--- To be done ---
Format the lines of the listing below as a Markdown table with the columns No. and Line, one row per line and blank lines omitted.

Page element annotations

* * *

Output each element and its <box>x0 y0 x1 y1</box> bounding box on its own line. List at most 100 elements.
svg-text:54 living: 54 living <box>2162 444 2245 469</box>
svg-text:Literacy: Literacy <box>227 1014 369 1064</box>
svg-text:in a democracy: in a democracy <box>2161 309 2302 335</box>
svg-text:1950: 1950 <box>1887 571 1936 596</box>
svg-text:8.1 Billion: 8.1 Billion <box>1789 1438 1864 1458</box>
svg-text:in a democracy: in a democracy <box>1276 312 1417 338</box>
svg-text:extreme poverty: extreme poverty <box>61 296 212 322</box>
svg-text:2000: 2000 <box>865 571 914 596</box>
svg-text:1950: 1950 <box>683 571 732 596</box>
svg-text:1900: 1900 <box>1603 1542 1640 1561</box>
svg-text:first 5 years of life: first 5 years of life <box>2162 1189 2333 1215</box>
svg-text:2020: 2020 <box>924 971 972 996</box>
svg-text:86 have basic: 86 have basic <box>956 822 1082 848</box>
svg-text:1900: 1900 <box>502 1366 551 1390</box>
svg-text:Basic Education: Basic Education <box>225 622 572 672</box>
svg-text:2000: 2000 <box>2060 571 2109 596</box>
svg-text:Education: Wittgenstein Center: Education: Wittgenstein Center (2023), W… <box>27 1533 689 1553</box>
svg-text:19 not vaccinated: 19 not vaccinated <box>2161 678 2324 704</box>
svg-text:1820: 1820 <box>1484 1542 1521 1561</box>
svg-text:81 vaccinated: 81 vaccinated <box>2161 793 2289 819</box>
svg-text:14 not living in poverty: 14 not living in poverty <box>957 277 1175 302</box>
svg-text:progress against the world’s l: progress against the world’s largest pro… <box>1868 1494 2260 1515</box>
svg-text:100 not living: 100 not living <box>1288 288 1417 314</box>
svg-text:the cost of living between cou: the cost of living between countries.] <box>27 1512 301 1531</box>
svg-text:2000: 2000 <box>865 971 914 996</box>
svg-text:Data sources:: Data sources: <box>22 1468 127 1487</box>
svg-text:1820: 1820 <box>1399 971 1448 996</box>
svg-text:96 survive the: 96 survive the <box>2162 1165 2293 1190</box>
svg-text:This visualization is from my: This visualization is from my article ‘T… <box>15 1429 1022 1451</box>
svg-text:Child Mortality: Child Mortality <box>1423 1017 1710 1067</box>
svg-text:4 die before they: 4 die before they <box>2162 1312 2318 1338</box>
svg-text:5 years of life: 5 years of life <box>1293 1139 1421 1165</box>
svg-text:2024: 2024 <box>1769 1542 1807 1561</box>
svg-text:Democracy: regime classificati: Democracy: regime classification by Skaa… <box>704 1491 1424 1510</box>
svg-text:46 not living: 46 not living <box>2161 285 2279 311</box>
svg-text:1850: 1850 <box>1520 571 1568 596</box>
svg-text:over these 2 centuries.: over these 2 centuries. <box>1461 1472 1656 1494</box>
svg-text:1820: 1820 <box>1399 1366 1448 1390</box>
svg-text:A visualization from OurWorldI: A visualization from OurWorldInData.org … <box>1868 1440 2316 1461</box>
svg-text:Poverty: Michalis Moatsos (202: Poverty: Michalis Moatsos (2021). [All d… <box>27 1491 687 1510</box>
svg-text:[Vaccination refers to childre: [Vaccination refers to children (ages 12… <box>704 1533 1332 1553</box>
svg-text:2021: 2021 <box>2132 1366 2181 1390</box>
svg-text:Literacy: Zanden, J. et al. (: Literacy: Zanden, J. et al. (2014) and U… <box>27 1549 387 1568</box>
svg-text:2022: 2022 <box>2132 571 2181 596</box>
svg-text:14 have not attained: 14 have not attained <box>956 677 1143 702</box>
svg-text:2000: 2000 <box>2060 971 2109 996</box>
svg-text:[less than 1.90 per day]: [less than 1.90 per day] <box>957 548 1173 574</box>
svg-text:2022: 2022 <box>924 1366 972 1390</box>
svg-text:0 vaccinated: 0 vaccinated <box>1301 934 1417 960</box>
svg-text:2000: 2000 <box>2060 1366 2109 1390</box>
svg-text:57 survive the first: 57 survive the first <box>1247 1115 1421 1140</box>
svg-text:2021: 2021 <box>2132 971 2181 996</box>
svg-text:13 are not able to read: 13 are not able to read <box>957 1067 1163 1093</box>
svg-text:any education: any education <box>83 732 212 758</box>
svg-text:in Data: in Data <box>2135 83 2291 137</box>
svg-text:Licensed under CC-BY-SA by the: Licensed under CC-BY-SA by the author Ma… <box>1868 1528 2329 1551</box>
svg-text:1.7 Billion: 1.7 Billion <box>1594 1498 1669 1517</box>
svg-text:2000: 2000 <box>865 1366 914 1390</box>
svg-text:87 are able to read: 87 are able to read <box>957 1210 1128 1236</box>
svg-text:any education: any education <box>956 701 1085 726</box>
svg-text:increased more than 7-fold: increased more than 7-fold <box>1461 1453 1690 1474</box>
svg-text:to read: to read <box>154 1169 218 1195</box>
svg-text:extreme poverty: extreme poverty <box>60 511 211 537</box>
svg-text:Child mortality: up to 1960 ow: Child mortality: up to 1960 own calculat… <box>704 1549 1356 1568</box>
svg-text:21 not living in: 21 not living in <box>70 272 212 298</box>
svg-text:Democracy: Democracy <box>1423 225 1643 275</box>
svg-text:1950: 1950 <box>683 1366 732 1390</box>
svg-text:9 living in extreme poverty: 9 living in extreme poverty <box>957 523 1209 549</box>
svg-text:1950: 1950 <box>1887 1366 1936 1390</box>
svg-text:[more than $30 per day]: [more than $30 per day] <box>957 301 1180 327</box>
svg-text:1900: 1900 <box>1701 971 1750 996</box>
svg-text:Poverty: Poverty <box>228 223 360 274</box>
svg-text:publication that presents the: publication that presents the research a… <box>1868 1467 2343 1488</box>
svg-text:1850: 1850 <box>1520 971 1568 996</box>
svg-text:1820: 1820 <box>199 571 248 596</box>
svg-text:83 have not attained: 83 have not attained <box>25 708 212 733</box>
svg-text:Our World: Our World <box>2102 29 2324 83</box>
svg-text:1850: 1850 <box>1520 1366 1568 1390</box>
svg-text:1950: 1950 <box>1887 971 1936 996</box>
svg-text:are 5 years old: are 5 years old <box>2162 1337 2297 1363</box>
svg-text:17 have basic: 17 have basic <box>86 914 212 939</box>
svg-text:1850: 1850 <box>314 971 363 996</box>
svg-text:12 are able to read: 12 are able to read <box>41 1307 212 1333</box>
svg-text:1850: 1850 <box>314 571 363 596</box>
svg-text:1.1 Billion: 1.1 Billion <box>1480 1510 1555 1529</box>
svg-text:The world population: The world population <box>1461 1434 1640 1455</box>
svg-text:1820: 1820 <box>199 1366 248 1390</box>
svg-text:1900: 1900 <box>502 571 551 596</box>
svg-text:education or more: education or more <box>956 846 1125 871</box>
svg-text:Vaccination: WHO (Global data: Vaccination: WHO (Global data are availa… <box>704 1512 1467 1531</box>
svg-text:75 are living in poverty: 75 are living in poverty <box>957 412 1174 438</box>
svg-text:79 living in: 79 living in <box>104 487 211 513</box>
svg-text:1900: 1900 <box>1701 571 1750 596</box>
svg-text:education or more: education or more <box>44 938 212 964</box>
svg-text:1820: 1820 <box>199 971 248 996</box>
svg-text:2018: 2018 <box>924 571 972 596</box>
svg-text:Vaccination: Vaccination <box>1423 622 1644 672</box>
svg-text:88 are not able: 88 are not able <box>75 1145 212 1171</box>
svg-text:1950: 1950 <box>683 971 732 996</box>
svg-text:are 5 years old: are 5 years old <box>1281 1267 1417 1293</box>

* * *

--- Finished exercise ---
| No. | Line |
|---|---|
| 1 | Output each element and its <box>x0 y0 x1 y1</box> bounding box on its own line. List at most 100 elements. |
| 2 | svg-text:54 living: 54 living <box>2162 444 2245 469</box> |
| 3 | svg-text:Literacy: Literacy <box>227 1014 369 1064</box> |
| 4 | svg-text:in a democracy: in a democracy <box>2161 309 2302 335</box> |
| 5 | svg-text:1950: 1950 <box>1887 571 1936 596</box> |
| 6 | svg-text:8.1 Billion: 8.1 Billion <box>1789 1438 1864 1458</box> |
| 7 | svg-text:in a democracy: in a democracy <box>1276 312 1417 338</box> |
| 8 | svg-text:extreme poverty: extreme poverty <box>61 296 212 322</box> |
| 9 | svg-text:2000: 2000 <box>865 571 914 596</box> |
| 10 | svg-text:1950: 1950 <box>683 571 732 596</box> |
| 11 | svg-text:1900: 1900 <box>1603 1542 1640 1561</box> |
| 12 | svg-text:first 5 years of life: first 5 years of life <box>2162 1189 2333 1215</box> |
| 13 | svg-text:2020: 2020 <box>924 971 972 996</box> |
| 14 | svg-text:86 have basic: 86 have basic <box>956 822 1082 848</box> |
| 15 | svg-text:1900: 1900 <box>502 1366 551 1390</box> |
| 16 | svg-text:Basic Education: Basic Education <box>225 622 572 672</box> |
| 17 | svg-text:2000: 2000 <box>2060 571 2109 596</box> |
| 18 | svg-text:Education: Wittgenstein Center: Education: Wittgenstein Center (2023), W… <box>27 1533 689 1553</box> |
| 19 | svg-text:19 not vaccinated: 19 not vaccinated <box>2161 678 2324 704</box> |
| 20 | svg-text:1820: 1820 <box>1484 1542 1521 1561</box> |
| 21 | svg-text:81 vaccinated: 81 vaccinated <box>2161 793 2289 819</box> |
| 22 | svg-text:14 not living in poverty: 14 not living in poverty <box>957 277 1175 302</box> |
| 23 | svg-text:progress against the world’s l: progress against the world’s largest pro… <box>1868 1494 2260 1515</box> |
| 24 | svg-text:100 not living: 100 not living <box>1288 288 1417 314</box> |
| 25 | svg-text:the cost of living between cou: the cost of living between countries.] <box>27 1512 301 1531</box> |
| 26 | svg-text:2000: 2000 <box>865 971 914 996</box> |
| 27 | svg-text:Data sources:: Data sources: <box>22 1468 127 1487</box> |
| 28 | svg-text:1820: 1820 <box>1399 971 1448 996</box> |
| 29 | svg-text:96 survive the: 96 survive the <box>2162 1165 2293 1190</box> |
| 30 | svg-text:This visualization is from my: This visualization is from my article ‘T… <box>15 1429 1022 1451</box> |
| 31 | svg-text:Child Mortality: Child Mortality <box>1423 1017 1710 1067</box> |
| 32 | svg-text:4 die before they: 4 die before they <box>2162 1312 2318 1338</box> |
| 33 | svg-text:5 years of life: 5 years of life <box>1293 1139 1421 1165</box> |
| 34 | svg-text:2024: 2024 <box>1769 1542 1807 1561</box> |
| 35 | svg-text:Democracy: regime classificati: Democracy: regime classification by Skaa… <box>704 1491 1424 1510</box> |
| 36 | svg-text:46 not living: 46 not living <box>2161 285 2279 311</box> |
| 37 | svg-text:1850: 1850 <box>1520 571 1568 596</box> |
| 38 | svg-text:over these 2 centuries.: over these 2 centuries. <box>1461 1472 1656 1494</box> |
| 39 | svg-text:1820: 1820 <box>1399 1366 1448 1390</box> |
| 40 | svg-text:A visualization from OurWorldI: A visualization from OurWorldInData.org … <box>1868 1440 2316 1461</box> |
| 41 | svg-text:Poverty: Michalis Moatsos (202: Poverty: Michalis Moatsos (2021). [All d… <box>27 1491 687 1510</box> |
| 42 | svg-text:[Vaccination refers to childre: [Vaccination refers to children (ages 12… <box>704 1533 1332 1553</box> |
| 43 | svg-text:2021: 2021 <box>2132 1366 2181 1390</box> |
| 44 | svg-text:Literacy: Zanden, J. et al. (: Literacy: Zanden, J. et al. (2014) and U… <box>27 1549 387 1568</box> |
| 45 | svg-text:2022: 2022 <box>2132 571 2181 596</box> |
| 46 | svg-text:14 have not attained: 14 have not attained <box>956 677 1143 702</box> |
| 47 | svg-text:2000: 2000 <box>2060 971 2109 996</box> |
| 48 | svg-text:[less than 1.90 per day]: [less than 1.90 per day] <box>957 548 1173 574</box> |
| 49 | svg-text:2022: 2022 <box>924 1366 972 1390</box> |
| 50 | svg-text:0 vaccinated: 0 vaccinated <box>1301 934 1417 960</box> |
| 51 | svg-text:2000: 2000 <box>2060 1366 2109 1390</box> |
| 52 | svg-text:57 survive the first: 57 survive the first <box>1247 1115 1421 1140</box> |
| 53 | svg-text:2021: 2021 <box>2132 971 2181 996</box> |
| 54 | svg-text:13 are not able to read: 13 are not able to read <box>957 1067 1163 1093</box> |
| 55 | svg-text:any education: any education <box>83 732 212 758</box> |
| 56 | svg-text:in Data: in Data <box>2135 83 2291 137</box> |
| 57 | svg-text:Licensed under CC-BY-SA by the: Licensed under CC-BY-SA by the author Ma… <box>1868 1528 2329 1551</box> |
| 58 | svg-text:1.7 Billion: 1.7 Billion <box>1594 1498 1669 1517</box> |
| 59 | svg-text:2000: 2000 <box>865 1366 914 1390</box> |
| 60 | svg-text:87 are able to read: 87 are able to read <box>957 1210 1128 1236</box> |
| 61 | svg-text:any education: any education <box>956 701 1085 726</box> |
| 62 | svg-text:increased more than 7-fold: increased more than 7-fold <box>1461 1453 1690 1474</box> |
| 63 | svg-text:to read: to read <box>154 1169 218 1195</box> |
| 64 | svg-text:extreme poverty: extreme poverty <box>60 511 211 537</box> |
| 65 | svg-text:Child mortality: up to 1960 ow: Child mortality: up to 1960 own calculat… <box>704 1549 1356 1568</box> |
| 66 | svg-text:21 not living in: 21 not living in <box>70 272 212 298</box> |
| 67 | svg-text:Democracy: Democracy <box>1423 225 1643 275</box> |
| 68 | svg-text:1950: 1950 <box>683 1366 732 1390</box> |
| 69 | svg-text:9 living in extreme poverty: 9 living in extreme poverty <box>957 523 1209 549</box> |
| 70 | svg-text:1950: 1950 <box>1887 1366 1936 1390</box> |
| 71 | svg-text:[more than $30 per day]: [more than $30 per day] <box>957 301 1180 327</box> |
| 72 | svg-text:1900: 1900 <box>1701 971 1750 996</box> |
| 73 | svg-text:Poverty: Poverty <box>228 223 360 274</box> |
| 74 | svg-text:publication that presents the: publication that presents the research a… <box>1868 1467 2343 1488</box> |
| 75 | svg-text:1850: 1850 <box>1520 971 1568 996</box> |
| 76 | svg-text:1820: 1820 <box>199 571 248 596</box> |
| 77 | svg-text:83 have not attained: 83 have not attained <box>25 708 212 733</box> |
| 78 | svg-text:Our World: Our World <box>2102 29 2324 83</box> |
| 79 | svg-text:1850: 1850 <box>1520 1366 1568 1390</box> |
| 80 | svg-text:1950: 1950 <box>1887 971 1936 996</box> |
| 81 | svg-text:are 5 years old: are 5 years old <box>2162 1337 2297 1363</box> |
| 82 | svg-text:17 have basic: 17 have basic <box>86 914 212 939</box> |
| 83 | svg-text:1850: 1850 <box>314 971 363 996</box> |
| 84 | svg-text:12 are able to read: 12 are able to read <box>41 1307 212 1333</box> |
| 85 | svg-text:1850: 1850 <box>314 571 363 596</box> |
| 86 | svg-text:1.1 Billion: 1.1 Billion <box>1480 1510 1555 1529</box> |
| 87 | svg-text:The world population: The world population <box>1461 1434 1640 1455</box> |
| 88 | svg-text:1820: 1820 <box>199 1366 248 1390</box> |
| 89 | svg-text:1900: 1900 <box>502 571 551 596</box> |
| 90 | svg-text:education or more: education or more <box>956 846 1125 871</box> |
| 91 | svg-text:Vaccination: WHO (Global data: Vaccination: WHO (Global data are availa… <box>704 1512 1467 1531</box> |
| 92 | svg-text:75 are living in poverty: 75 are living in poverty <box>957 412 1174 438</box> |
| 93 | svg-text:79 living in: 79 living in <box>104 487 211 513</box> |
| 94 | svg-text:1900: 1900 <box>1701 571 1750 596</box> |
| 95 | svg-text:education or more: education or more <box>44 938 212 964</box> |
| 96 | svg-text:1820: 1820 <box>199 971 248 996</box> |
| 97 | svg-text:2018: 2018 <box>924 571 972 596</box> |
| 98 | svg-text:Vaccination: Vaccination <box>1423 622 1644 672</box> |
| 99 | svg-text:88 are not able: 88 are not able <box>75 1145 212 1171</box> |
| 100 | svg-text:1950: 1950 <box>683 971 732 996</box> |
| 101 | svg-text:are 5 years old: are 5 years old <box>1281 1267 1417 1293</box> |